Aim of the exercise
Say only how many lines contain the word "color".

Supplied material

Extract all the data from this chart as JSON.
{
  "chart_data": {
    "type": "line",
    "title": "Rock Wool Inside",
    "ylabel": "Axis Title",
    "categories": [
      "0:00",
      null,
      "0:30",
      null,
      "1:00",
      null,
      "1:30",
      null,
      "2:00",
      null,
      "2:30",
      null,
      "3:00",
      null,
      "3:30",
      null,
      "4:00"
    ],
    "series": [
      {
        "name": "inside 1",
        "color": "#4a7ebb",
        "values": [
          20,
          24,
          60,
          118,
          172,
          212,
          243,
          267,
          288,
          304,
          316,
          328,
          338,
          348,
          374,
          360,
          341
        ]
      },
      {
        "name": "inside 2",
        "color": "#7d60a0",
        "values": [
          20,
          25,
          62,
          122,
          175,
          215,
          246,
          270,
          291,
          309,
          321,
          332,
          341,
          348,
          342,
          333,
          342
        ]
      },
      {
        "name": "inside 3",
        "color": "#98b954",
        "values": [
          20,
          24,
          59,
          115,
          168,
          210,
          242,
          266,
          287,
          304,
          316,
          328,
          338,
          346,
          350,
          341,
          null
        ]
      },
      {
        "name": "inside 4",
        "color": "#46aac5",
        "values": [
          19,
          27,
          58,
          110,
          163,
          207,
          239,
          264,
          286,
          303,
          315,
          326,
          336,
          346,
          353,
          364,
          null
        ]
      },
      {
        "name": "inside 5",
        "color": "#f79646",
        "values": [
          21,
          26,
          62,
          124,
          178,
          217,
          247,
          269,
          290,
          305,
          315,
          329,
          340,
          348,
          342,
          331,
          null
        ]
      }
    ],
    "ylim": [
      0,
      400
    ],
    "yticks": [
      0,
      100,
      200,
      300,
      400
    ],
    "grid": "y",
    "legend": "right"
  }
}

Response
5